■ Dataset extract:
++++++
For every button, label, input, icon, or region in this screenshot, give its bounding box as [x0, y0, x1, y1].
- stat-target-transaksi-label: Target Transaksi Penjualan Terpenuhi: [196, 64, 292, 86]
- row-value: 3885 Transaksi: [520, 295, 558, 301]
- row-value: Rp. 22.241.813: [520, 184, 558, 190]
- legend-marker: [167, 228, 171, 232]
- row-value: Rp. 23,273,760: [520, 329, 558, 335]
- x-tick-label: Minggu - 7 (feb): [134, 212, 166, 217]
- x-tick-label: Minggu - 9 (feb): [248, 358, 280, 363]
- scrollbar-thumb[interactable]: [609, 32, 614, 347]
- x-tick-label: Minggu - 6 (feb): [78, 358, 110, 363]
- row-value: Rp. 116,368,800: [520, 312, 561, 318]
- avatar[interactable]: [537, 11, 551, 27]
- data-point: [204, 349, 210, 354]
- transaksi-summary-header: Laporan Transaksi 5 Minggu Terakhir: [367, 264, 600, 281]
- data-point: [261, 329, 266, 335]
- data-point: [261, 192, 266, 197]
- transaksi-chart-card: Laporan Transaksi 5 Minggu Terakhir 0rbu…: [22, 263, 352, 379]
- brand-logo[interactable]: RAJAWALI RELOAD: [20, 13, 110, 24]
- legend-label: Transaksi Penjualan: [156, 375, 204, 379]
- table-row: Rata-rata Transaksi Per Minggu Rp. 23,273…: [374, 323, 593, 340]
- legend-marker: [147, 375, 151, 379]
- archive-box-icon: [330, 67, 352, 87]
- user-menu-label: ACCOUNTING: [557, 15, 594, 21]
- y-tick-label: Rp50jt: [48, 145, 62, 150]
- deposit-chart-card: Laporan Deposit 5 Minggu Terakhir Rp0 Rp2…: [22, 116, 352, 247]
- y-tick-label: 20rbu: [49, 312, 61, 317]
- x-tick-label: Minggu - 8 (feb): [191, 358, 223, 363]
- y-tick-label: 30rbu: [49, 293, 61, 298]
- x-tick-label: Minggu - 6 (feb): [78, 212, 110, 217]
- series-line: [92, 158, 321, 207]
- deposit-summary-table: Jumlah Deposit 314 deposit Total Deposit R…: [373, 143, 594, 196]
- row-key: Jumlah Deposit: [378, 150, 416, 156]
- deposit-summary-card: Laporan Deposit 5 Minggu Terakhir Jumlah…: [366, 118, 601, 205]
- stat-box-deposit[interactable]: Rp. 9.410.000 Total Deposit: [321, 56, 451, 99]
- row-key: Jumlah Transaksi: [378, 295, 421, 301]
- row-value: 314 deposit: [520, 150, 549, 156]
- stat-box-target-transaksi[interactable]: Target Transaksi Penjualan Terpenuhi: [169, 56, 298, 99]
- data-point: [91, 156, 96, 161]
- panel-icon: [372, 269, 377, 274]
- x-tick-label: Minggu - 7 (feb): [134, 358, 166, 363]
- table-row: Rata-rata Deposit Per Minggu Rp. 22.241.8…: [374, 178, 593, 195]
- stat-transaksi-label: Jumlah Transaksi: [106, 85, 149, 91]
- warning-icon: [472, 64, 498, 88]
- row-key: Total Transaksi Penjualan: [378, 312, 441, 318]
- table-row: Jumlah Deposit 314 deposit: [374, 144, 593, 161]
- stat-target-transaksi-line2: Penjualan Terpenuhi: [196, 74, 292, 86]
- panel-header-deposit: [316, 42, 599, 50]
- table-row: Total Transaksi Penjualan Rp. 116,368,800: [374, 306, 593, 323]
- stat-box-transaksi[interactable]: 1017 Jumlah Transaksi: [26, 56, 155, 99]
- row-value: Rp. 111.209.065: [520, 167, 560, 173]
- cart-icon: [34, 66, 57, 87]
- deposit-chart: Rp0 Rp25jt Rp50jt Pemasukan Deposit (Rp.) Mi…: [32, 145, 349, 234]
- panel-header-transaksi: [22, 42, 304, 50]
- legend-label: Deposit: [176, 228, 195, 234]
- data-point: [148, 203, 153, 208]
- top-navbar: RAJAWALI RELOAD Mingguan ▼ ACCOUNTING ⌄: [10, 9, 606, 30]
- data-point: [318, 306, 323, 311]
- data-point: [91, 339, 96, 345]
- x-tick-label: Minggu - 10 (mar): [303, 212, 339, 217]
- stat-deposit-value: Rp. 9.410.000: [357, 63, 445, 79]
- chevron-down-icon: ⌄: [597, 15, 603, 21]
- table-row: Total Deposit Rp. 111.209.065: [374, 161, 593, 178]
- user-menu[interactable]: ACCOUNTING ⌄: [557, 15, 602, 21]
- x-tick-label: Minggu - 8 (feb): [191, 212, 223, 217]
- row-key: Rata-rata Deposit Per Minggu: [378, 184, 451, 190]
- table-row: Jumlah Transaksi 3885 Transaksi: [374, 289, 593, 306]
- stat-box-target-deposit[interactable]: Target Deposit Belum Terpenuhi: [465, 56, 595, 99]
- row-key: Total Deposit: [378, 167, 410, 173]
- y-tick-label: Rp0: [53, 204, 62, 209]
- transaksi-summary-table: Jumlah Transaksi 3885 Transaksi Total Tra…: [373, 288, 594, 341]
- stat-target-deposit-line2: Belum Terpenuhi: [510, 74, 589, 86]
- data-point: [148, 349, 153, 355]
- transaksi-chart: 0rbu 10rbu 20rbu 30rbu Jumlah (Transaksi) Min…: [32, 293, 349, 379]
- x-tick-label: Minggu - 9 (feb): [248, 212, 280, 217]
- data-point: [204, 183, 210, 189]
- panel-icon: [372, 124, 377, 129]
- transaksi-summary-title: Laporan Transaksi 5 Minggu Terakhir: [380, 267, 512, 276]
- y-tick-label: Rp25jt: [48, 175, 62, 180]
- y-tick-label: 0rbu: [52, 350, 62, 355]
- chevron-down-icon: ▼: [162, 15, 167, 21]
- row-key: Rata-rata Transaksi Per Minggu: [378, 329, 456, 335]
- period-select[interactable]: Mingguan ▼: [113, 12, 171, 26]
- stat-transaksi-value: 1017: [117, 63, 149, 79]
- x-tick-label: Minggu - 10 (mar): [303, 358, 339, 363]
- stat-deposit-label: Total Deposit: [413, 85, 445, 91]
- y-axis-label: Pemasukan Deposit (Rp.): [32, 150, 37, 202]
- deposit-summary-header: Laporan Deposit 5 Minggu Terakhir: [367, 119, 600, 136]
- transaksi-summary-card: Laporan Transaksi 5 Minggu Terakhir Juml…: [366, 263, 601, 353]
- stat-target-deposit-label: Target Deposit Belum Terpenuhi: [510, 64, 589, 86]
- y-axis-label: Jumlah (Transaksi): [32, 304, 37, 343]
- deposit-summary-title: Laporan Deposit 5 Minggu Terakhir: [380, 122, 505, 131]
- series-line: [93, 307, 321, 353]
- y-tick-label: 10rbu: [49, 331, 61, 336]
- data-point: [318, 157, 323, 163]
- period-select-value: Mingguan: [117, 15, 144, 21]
++++++
■ What the exercise asks: Reproduce the listing above verbatim, line for line, with nothing added or omitted.

■ Expected answer:
For every button, label, input, icon, or region in this screenshot, give its bounding box as [x0, y0, x1, y1].
- stat-target-transaksi-label: Target Transaksi Penjualan Terpenuhi: [196, 64, 292, 86]
- row-value: 3885 Transaksi: [520, 295, 558, 301]
- row-value: Rp. 22.241.813: [520, 184, 558, 190]
- legend-marker: [167, 228, 171, 232]
- row-value: Rp. 23,273,760: [520, 329, 558, 335]
- x-tick-label: Minggu - 7 (feb): [134, 212, 166, 217]
- x-tick-label: Minggu - 9 (feb): [248, 358, 280, 363]
- scrollbar-thumb[interactable]: [609, 32, 614, 347]
- x-tick-label: Minggu - 6 (feb): [78, 358, 110, 363]
- row-value: Rp. 116,368,800: [520, 312, 561, 318]
- avatar[interactable]: [537, 11, 551, 27]
- data-point: [204, 349, 210, 354]
- transaksi-summary-header: Laporan Transaksi 5 Minggu Terakhir: [367, 264, 600, 281]
- data-point: [261, 329, 266, 335]
- data-point: [261, 192, 266, 197]
- transaksi-chart-card: Laporan Transaksi 5 Minggu Terakhir 0rbu…: [22, 263, 352, 379]
- brand-logo[interactable]: RAJAWALI RELOAD: [20, 13, 110, 24]
- legend-label: Transaksi Penjualan: [156, 375, 204, 379]
- table-row: Rata-rata Transaksi Per Minggu Rp. 23,273…: [374, 323, 593, 340]
- legend-marker: [147, 375, 151, 379]
- archive-box-icon: [330, 67, 352, 87]
- user-menu-label: ACCOUNTING: [557, 15, 594, 21]
- y-tick-label: Rp50jt: [48, 145, 62, 150]
- deposit-chart-card: Laporan Deposit 5 Minggu Terakhir Rp0 Rp2…: [22, 116, 352, 247]
- y-tick-label: 20rbu: [49, 312, 61, 317]
- x-tick-label: Minggu - 8 (feb): [191, 358, 223, 363]
- y-tick-label: 30rbu: [49, 293, 61, 298]
- x-tick-label: Minggu - 6 (feb): [78, 212, 110, 217]
- series-line: [92, 158, 321, 207]
- deposit-summary-table: Jumlah Deposit 314 deposit Total Deposit R…: [373, 143, 594, 196]
- row-key: Jumlah Deposit: [378, 150, 416, 156]
- deposit-summary-card: Laporan Deposit 5 Minggu Terakhir Jumlah…: [366, 118, 601, 205]
- stat-box-deposit[interactable]: Rp. 9.410.000 Total Deposit: [321, 56, 451, 99]
- row-key: Jumlah Transaksi: [378, 295, 421, 301]
- row-value: 314 deposit: [520, 150, 549, 156]
- stat-box-target-transaksi[interactable]: Target Transaksi Penjualan Terpenuhi: [169, 56, 298, 99]
- data-point: [91, 156, 96, 161]
- panel-icon: [372, 269, 377, 274]
- x-tick-label: Minggu - 7 (feb): [134, 358, 166, 363]
- table-row: Rata-rata Deposit Per Minggu Rp. 22.241.8…: [374, 178, 593, 195]
- stat-transaksi-label: Jumlah Transaksi: [106, 85, 149, 91]
- warning-icon: [472, 64, 498, 88]
- row-key: Total Transaksi Penjualan: [378, 312, 441, 318]
- table-row: Jumlah Deposit 314 deposit: [374, 144, 593, 161]
- stat-target-transaksi-line2: Penjualan Terpenuhi: [196, 74, 292, 86]
- panel-header-deposit: [316, 42, 599, 50]
- table-row: Total Transaksi Penjualan Rp. 116,368,800: [374, 306, 593, 323]
- stat-box-transaksi[interactable]: 1017 Jumlah Transaksi: [26, 56, 155, 99]
- row-value: Rp. 111.209.065: [520, 167, 560, 173]
- cart-icon: [34, 66, 57, 87]
- deposit-chart: Rp0 Rp25jt Rp50jt Pemasukan Deposit (Rp.) Mi…: [32, 145, 349, 234]
- panel-header-transaksi: [22, 42, 304, 50]
- legend-label: Deposit: [176, 228, 195, 234]
- data-point: [148, 203, 153, 208]
- top-navbar: RAJAWALI RELOAD Mingguan ▼ ACCOUNTING ⌄: [10, 9, 606, 30]
- data-point: [318, 306, 323, 311]
- data-point: [91, 339, 96, 345]
- x-tick-label: Minggu - 10 (mar): [303, 212, 339, 217]
- stat-deposit-value: Rp. 9.410.000: [357, 63, 445, 79]
- chevron-down-icon: ⌄: [597, 15, 603, 21]
- table-row: Total Deposit Rp. 111.209.065: [374, 161, 593, 178]
- user-menu[interactable]: ACCOUNTING ⌄: [557, 15, 602, 21]
- x-tick-label: Minggu - 8 (feb): [191, 212, 223, 217]
- row-key: Rata-rata Deposit Per Minggu: [378, 184, 451, 190]
- table-row: Jumlah Transaksi 3885 Transaksi: [374, 289, 593, 306]
- stat-box-target-deposit[interactable]: Target Deposit Belum Terpenuhi: [465, 56, 595, 99]
- row-key: Total Deposit: [378, 167, 410, 173]
- y-tick-label: Rp0: [53, 204, 62, 209]
- transaksi-summary-table: Jumlah Transaksi 3885 Transaksi Total Tra…: [373, 288, 594, 341]
- stat-target-deposit-line2: Belum Terpenuhi: [510, 74, 589, 86]
- data-point: [148, 349, 153, 355]
- transaksi-chart: 0rbu 10rbu 20rbu 30rbu Jumlah (Transaksi) Min…: [32, 293, 349, 379]
- x-tick-label: Minggu - 9 (feb): [248, 212, 280, 217]
- data-point: [204, 183, 210, 189]
- panel-icon: [372, 124, 377, 129]
- transaksi-summary-title: Laporan Transaksi 5 Minggu Terakhir: [380, 267, 512, 276]
- y-tick-label: Rp25jt: [48, 175, 62, 180]
- y-tick-label: 0rbu: [52, 350, 62, 355]
- chevron-down-icon: ▼: [162, 15, 167, 21]
- row-key: Rata-rata Transaksi Per Minggu: [378, 329, 456, 335]
- period-select[interactable]: Mingguan ▼: [113, 12, 171, 26]
- stat-transaksi-value: 1017: [117, 63, 149, 79]
- x-tick-label: Minggu - 10 (mar): [303, 358, 339, 363]
- stat-deposit-label: Total Deposit: [413, 85, 445, 91]
- y-axis-label: Pemasukan Deposit (Rp.): [32, 150, 37, 202]
- deposit-summary-header: Laporan Deposit 5 Minggu Terakhir: [367, 119, 600, 136]
- transaksi-summary-card: Laporan Transaksi 5 Minggu Terakhir Juml…: [366, 263, 601, 353]
- stat-target-deposit-label: Target Deposit Belum Terpenuhi: [510, 64, 589, 86]
- y-axis-label: Jumlah (Transaksi): [32, 304, 37, 343]
- deposit-summary-title: Laporan Deposit 5 Minggu Terakhir: [380, 122, 505, 131]
- series-line: [93, 307, 321, 353]
- y-tick-label: 10rbu: [49, 331, 61, 336]
- data-point: [318, 157, 323, 163]
- period-select-value: Mingguan: [117, 15, 144, 21]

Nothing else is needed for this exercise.